### Reading passage

■ ■ ■ ■ ■

Jim, why don't you start?
Sure. So yes, we have notified customers this week that we are adjusting their rate. This is existing and to new customers. Our standard retail rate will go up $1. It will start going to affect June 26. And we really looked at the business ended in a lot of analysis around the business. We haven't changed the rate since we launched into the digital side of the world in seven years and in that time some of our peers have done one and some have done two rate increases. And so, we feel pretty good that with increasing our slate from six to 11 originals, plus all the great movies from Lions Gate Universal that hit sub $10, so it's a great value for the consumer. While there will be some short term sub pressure, we think net-net, it's a positive for the business.
And Thomas, in terms of your question relative to the strike, we've not factored a prolonged strike into our guidance, but think in terms of Motion Picture Group, I don't think you're going to see a significant impact. I think if looking at 2008 precedent of three months. Up to that point, I think the financial impact for us would be, if any, would be modest. We've of course been preparing for the strike for several months and we've got a significant content pipeline, completed projects and with our film and television library, our businesses are very resilient. So we're nicely poised for growth as we go into 2024 and manage through the challenges.

■ ■ ■ ■ ■

### What you should do
In the transcript, how much will the standard retail rate increase? The items that follow are not needed for this exercise.

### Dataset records

■ ■ ■ ■ ■

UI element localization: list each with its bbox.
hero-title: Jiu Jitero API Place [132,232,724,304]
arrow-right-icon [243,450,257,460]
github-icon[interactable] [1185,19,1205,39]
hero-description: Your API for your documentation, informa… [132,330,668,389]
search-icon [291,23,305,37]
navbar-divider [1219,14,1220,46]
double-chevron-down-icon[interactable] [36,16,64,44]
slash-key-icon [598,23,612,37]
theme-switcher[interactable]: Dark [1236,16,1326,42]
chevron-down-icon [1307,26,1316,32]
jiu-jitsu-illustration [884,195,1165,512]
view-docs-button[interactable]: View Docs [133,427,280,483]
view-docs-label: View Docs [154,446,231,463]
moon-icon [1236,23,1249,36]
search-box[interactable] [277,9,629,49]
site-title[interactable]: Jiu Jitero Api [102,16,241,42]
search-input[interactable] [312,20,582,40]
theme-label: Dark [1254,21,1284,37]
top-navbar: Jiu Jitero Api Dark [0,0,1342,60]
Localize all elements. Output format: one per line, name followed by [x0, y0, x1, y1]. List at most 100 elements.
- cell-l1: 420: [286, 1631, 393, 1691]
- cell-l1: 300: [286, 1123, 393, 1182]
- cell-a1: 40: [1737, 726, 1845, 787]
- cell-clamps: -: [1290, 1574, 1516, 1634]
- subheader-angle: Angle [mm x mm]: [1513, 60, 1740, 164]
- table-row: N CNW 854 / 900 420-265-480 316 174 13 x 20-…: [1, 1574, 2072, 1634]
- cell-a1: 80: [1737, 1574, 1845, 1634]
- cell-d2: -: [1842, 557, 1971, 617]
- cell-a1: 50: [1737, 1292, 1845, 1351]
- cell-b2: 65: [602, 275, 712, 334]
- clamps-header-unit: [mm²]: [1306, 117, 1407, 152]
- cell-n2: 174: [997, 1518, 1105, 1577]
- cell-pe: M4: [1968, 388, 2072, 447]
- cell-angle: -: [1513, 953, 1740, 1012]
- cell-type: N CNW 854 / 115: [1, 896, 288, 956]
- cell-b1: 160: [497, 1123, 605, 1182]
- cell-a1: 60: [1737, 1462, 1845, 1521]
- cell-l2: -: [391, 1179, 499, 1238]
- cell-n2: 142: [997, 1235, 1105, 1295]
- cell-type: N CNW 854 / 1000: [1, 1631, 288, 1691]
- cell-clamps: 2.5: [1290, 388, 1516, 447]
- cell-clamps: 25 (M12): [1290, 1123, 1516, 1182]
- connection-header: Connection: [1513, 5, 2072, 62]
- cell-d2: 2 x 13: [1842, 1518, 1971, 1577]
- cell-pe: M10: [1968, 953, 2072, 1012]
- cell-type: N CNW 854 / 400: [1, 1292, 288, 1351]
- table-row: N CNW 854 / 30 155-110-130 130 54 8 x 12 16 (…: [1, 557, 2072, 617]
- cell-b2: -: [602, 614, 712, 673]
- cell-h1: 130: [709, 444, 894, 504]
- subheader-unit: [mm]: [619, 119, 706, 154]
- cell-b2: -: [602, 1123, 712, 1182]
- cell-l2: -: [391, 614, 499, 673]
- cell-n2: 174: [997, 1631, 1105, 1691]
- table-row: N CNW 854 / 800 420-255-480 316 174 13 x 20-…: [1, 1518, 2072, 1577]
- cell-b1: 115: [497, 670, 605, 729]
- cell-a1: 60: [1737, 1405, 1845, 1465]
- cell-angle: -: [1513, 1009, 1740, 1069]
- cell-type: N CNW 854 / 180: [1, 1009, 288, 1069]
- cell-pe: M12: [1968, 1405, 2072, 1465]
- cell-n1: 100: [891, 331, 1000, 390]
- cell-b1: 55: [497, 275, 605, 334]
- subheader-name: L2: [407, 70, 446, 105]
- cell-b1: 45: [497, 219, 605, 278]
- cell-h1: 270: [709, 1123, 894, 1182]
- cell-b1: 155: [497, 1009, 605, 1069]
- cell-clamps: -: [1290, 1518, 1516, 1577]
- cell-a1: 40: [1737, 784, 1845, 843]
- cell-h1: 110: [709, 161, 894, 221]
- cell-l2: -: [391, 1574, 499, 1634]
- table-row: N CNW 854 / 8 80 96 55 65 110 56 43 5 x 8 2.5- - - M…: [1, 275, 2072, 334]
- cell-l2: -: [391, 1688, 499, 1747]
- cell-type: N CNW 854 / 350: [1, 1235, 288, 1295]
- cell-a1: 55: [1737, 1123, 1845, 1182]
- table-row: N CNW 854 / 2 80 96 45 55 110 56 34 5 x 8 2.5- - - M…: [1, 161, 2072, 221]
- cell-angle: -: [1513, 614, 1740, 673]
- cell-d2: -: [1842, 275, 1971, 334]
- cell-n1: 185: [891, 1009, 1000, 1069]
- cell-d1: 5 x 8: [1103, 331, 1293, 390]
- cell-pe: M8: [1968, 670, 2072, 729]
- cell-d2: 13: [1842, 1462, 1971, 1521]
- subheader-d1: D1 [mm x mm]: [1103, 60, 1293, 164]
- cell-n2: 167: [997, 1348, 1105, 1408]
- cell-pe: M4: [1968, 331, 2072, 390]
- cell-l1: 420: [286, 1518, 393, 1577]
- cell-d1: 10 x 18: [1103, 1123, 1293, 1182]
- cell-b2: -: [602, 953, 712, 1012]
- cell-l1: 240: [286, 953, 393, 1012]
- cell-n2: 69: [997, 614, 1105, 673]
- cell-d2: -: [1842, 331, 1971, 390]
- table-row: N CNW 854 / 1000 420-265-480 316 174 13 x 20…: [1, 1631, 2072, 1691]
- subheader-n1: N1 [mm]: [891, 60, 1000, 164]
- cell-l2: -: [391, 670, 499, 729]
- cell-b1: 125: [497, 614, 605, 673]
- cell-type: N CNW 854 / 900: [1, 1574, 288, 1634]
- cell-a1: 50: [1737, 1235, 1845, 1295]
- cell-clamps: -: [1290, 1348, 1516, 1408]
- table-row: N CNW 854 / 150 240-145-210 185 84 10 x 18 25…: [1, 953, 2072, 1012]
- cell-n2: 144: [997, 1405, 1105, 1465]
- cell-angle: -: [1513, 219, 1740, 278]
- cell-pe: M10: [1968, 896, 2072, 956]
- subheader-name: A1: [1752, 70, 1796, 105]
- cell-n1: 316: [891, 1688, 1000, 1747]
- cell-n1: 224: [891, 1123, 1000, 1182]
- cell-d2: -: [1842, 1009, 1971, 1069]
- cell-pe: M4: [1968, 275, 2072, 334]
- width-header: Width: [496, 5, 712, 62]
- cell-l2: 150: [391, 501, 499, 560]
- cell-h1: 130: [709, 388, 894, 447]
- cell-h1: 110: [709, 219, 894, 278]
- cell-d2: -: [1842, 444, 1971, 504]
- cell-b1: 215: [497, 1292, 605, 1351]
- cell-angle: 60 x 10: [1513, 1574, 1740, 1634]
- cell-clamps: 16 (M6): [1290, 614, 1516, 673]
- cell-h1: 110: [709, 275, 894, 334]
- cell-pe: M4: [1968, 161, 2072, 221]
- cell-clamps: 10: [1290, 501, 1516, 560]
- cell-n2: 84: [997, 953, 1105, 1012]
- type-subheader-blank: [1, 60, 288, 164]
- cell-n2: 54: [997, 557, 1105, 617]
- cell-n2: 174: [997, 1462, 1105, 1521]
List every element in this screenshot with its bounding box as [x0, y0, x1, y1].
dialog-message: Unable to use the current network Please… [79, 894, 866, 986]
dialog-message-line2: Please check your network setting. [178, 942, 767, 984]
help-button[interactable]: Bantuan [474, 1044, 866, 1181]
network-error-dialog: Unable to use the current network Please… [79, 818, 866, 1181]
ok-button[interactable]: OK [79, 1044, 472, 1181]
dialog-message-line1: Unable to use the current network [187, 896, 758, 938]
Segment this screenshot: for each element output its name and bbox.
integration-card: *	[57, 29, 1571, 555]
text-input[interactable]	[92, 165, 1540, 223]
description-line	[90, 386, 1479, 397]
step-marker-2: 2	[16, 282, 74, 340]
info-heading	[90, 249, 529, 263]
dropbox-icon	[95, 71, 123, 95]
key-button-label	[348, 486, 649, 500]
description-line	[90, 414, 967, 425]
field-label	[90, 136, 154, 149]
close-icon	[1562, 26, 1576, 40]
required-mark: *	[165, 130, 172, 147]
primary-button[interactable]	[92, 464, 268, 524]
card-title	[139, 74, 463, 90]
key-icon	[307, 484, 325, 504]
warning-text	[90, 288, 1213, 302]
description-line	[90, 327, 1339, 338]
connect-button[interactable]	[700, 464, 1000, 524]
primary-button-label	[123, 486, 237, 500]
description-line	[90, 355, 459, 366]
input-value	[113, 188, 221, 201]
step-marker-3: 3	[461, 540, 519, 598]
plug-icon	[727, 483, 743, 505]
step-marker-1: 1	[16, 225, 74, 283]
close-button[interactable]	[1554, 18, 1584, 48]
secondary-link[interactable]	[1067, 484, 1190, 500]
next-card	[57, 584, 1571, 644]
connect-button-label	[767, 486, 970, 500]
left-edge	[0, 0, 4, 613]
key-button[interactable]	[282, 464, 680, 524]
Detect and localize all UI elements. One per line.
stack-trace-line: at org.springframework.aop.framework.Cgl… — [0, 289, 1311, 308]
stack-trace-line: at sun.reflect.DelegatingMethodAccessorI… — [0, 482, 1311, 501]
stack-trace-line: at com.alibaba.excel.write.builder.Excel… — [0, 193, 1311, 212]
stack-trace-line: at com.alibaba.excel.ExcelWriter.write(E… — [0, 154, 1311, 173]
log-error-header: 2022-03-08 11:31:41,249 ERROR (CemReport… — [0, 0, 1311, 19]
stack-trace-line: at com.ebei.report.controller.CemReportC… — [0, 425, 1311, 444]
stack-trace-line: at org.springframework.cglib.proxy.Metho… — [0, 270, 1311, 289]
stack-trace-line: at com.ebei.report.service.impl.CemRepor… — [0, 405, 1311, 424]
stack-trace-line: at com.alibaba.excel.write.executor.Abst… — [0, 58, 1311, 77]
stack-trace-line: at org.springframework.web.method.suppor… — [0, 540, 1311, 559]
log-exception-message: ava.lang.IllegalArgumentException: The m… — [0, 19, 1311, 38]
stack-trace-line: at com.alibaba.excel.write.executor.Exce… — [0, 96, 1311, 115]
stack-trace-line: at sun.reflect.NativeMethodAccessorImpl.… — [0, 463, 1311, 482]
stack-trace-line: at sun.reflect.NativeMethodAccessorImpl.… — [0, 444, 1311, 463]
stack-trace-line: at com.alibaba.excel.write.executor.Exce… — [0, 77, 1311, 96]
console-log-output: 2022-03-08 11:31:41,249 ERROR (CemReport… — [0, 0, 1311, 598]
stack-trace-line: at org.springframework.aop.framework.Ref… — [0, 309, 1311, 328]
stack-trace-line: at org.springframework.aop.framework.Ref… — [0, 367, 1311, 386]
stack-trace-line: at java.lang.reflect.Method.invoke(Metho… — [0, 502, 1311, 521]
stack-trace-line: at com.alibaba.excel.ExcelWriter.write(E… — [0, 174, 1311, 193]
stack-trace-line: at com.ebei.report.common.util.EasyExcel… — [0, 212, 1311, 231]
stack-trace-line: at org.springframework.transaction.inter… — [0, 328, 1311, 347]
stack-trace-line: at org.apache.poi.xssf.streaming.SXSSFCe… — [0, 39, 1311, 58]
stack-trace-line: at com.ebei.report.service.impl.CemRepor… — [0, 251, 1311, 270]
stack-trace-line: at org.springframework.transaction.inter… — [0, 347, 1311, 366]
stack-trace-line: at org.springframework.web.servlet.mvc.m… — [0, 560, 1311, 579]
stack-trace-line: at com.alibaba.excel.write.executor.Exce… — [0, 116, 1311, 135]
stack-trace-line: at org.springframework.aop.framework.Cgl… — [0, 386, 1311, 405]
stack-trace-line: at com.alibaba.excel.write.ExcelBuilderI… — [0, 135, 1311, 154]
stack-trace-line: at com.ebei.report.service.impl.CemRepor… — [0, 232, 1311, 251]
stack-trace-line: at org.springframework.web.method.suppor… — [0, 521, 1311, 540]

■ ■ ■ ■ ■

### Full output
It will go up $1.